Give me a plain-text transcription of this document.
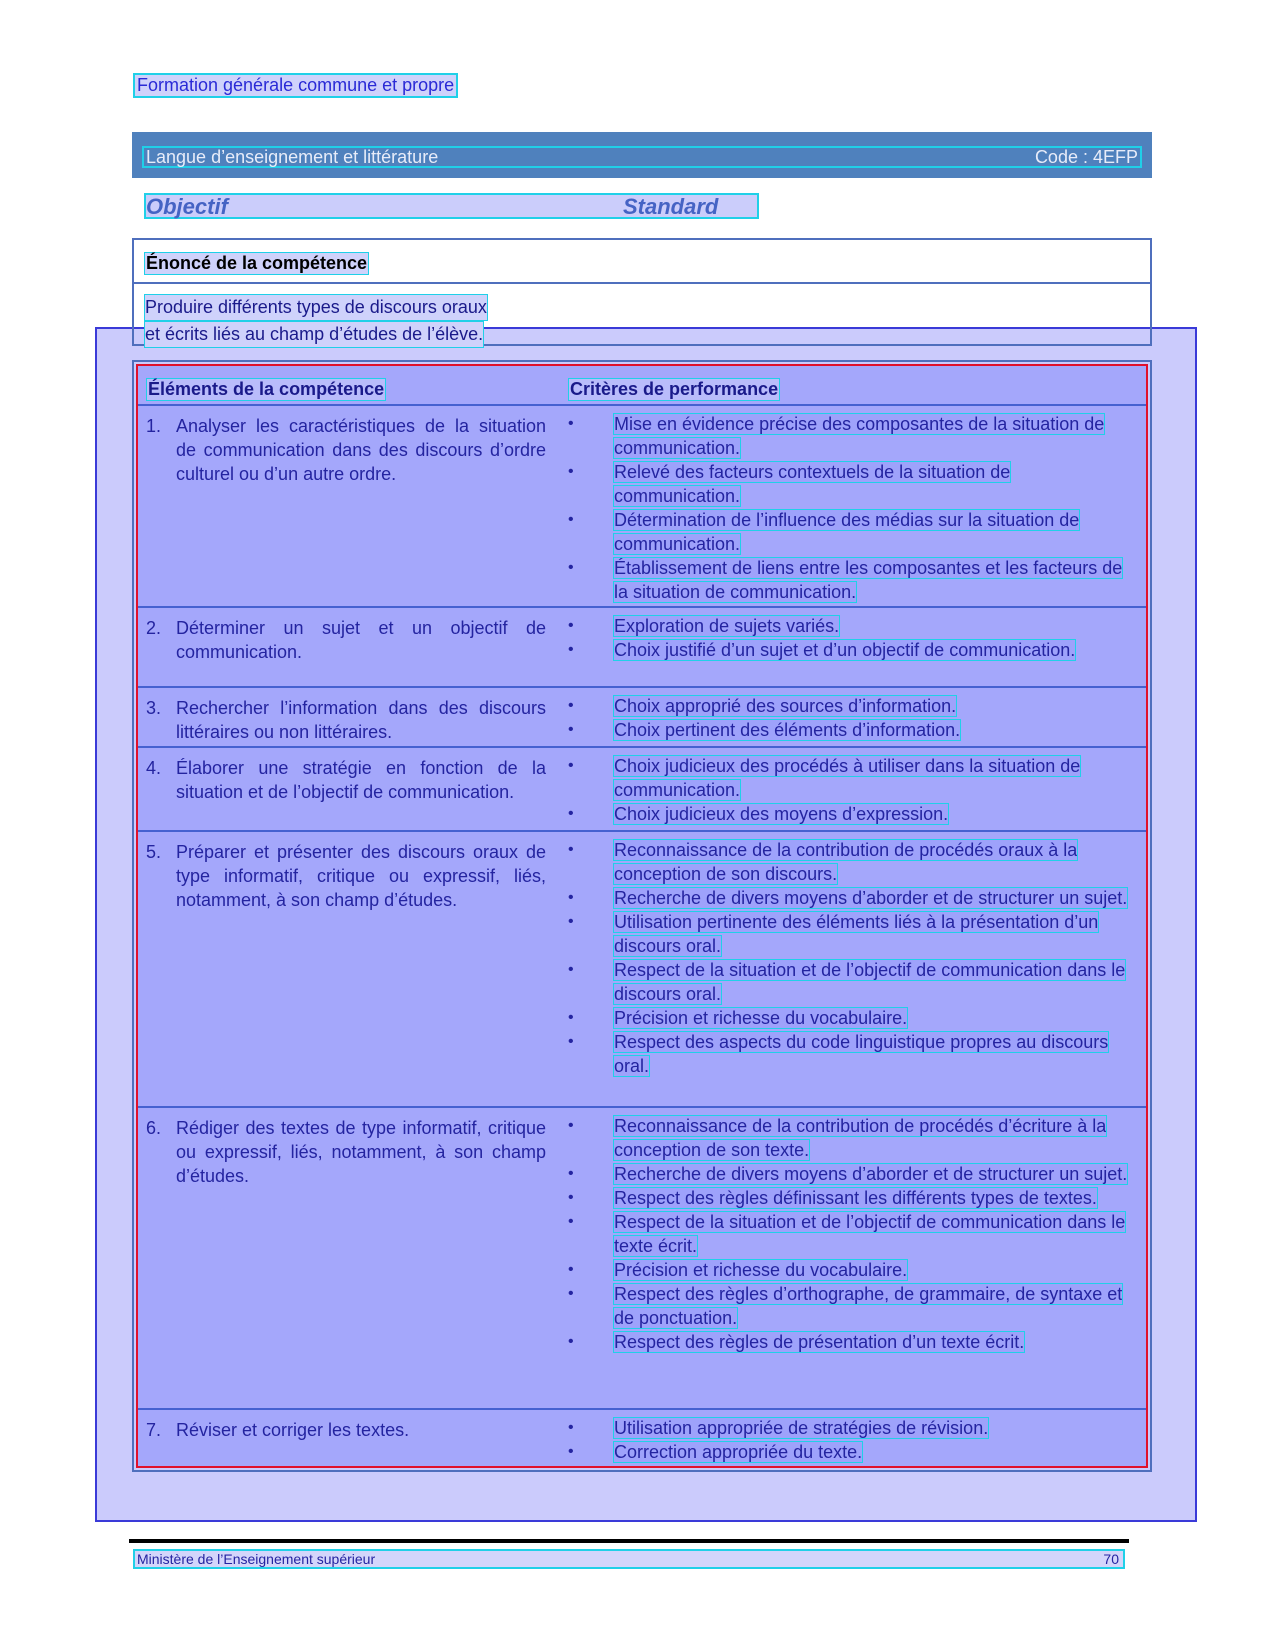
Formation générale commune et propre
Langue d’enseignement et littérature	Code : 4EFP
Objectif	Standard
Énoncé de la compétence
Produire différents types de discours oraux
et écrits liés au champ d’études de l’élève.
Éléments de la compétence	Critères de performance
1. Analyser les caractéristiques de la situation de communication dans des discours d’ordre culturel ou d’un autre ordre.
• Mise en évidence précise des composantes de la situation de communication.
• Relevé des facteurs contextuels de la situation de communication.
• Détermination de l’influence des médias sur la situation de communication.
• Établissement de liens entre les composantes et les facteurs de la situation de communication.
2. Déterminer un sujet et un objectif de communication.
• Exploration de sujets variés.
• Choix justifié d’un sujet et d’un objectif de communication.
3. Rechercher l’information dans des discours littéraires ou non littéraires.
• Choix approprié des sources d’information.
• Choix pertinent des éléments d’information.
4. Élaborer une stratégie en fonction de la situation et de l’objectif de communication.
• Choix judicieux des procédés à utiliser dans la situation de communication.
• Choix judicieux des moyens d’expression.
5. Préparer et présenter des discours oraux de type informatif, critique ou expressif, liés, notamment, à son champ d’études.
• Reconnaissance de la contribution de procédés oraux à la conception de son discours.
• Recherche de divers moyens d’aborder et de structurer un sujet.
• Utilisation pertinente des éléments liés à la présentation d’un discours oral.
• Respect de la situation et de l’objectif de communication dans le discours oral.
• Précision et richesse du vocabulaire.
• Respect des aspects du code linguistique propres au discours oral.
6. Rédiger des textes de type informatif, critique ou expressif, liés, notamment, à son champ d’études.
• Reconnaissance de la contribution de procédés d’écriture à la conception de son texte.
• Recherche de divers moyens d’aborder et de structurer un sujet.
• Respect des règles définissant les différents types de textes.
• Respect de la situation et de l’objectif de communication dans le texte écrit.
• Précision et richesse du vocabulaire.
• Respect des règles d’orthographe, de grammaire, de syntaxe et de ponctuation.
• Respect des règles de présentation d’un texte écrit.
7. Réviser et corriger les textes.	• Utilisation appropriée de stratégies de révision.
• Correction appropriée du texte.
Ministère de l’Enseignement supérieur	70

WHAT THE TASK REQUIRES >> Without the pictures, restate all the entries above exactly.

THE RESULT >>
Give me a plain-text transcription of this document.
Formation générale commune et propre
Langue d’enseignement et littérature	Code : 4EFP
Objectif	Standard
Énoncé de la compétence
Produire différents types de discours oraux
et écrits liés au champ d’études de l’élève.
Éléments de la compétence	Critères de performance
1. Analyser les caractéristiques de la situation de communication dans des discours d’ordre culturel ou d’un autre ordre.
• Mise en évidence précise des composantes de la situation de communication.
• Relevé des facteurs contextuels de la situation de communication.
• Détermination de l’influence des médias sur la situation de communication.
• Établissement de liens entre les composantes et les facteurs de la situation de communication.
2. Déterminer un sujet et un objectif de communication.
• Exploration de sujets variés.
• Choix justifié d’un sujet et d’un objectif de communication.
3. Rechercher l’information dans des discours littéraires ou non littéraires.
• Choix approprié des sources d’information.
• Choix pertinent des éléments d’information.
4. Élaborer une stratégie en fonction de la situation et de l’objectif de communication.
• Choix judicieux des procédés à utiliser dans la situation de communication.
• Choix judicieux des moyens d’expression.
5. Préparer et présenter des discours oraux de type informatif, critique ou expressif, liés, notamment, à son champ d’études.
• Reconnaissance de la contribution de procédés oraux à la conception de son discours.
• Recherche de divers moyens d’aborder et de structurer un sujet.
• Utilisation pertinente des éléments liés à la présentation d’un discours oral.
• Respect de la situation et de l’objectif de communication dans le discours oral.
• Précision et richesse du vocabulaire.
• Respect des aspects du code linguistique propres au discours oral.
6. Rédiger des textes de type informatif, critique ou expressif, liés, notamment, à son champ d’études.
• Reconnaissance de la contribution de procédés d’écriture à la conception de son texte.
• Recherche de divers moyens d’aborder et de structurer un sujet.
• Respect des règles définissant les différents types de textes.
• Respect de la situation et de l’objectif de communication dans le texte écrit.
• Précision et richesse du vocabulaire.
• Respect des règles d’orthographe, de grammaire, de syntaxe et de ponctuation.
• Respect des règles de présentation d’un texte écrit.
7. Réviser et corriger les textes.	• Utilisation appropriée de stratégies de révision.
• Correction appropriée du texte.
Ministère de l’Enseignement supérieur	70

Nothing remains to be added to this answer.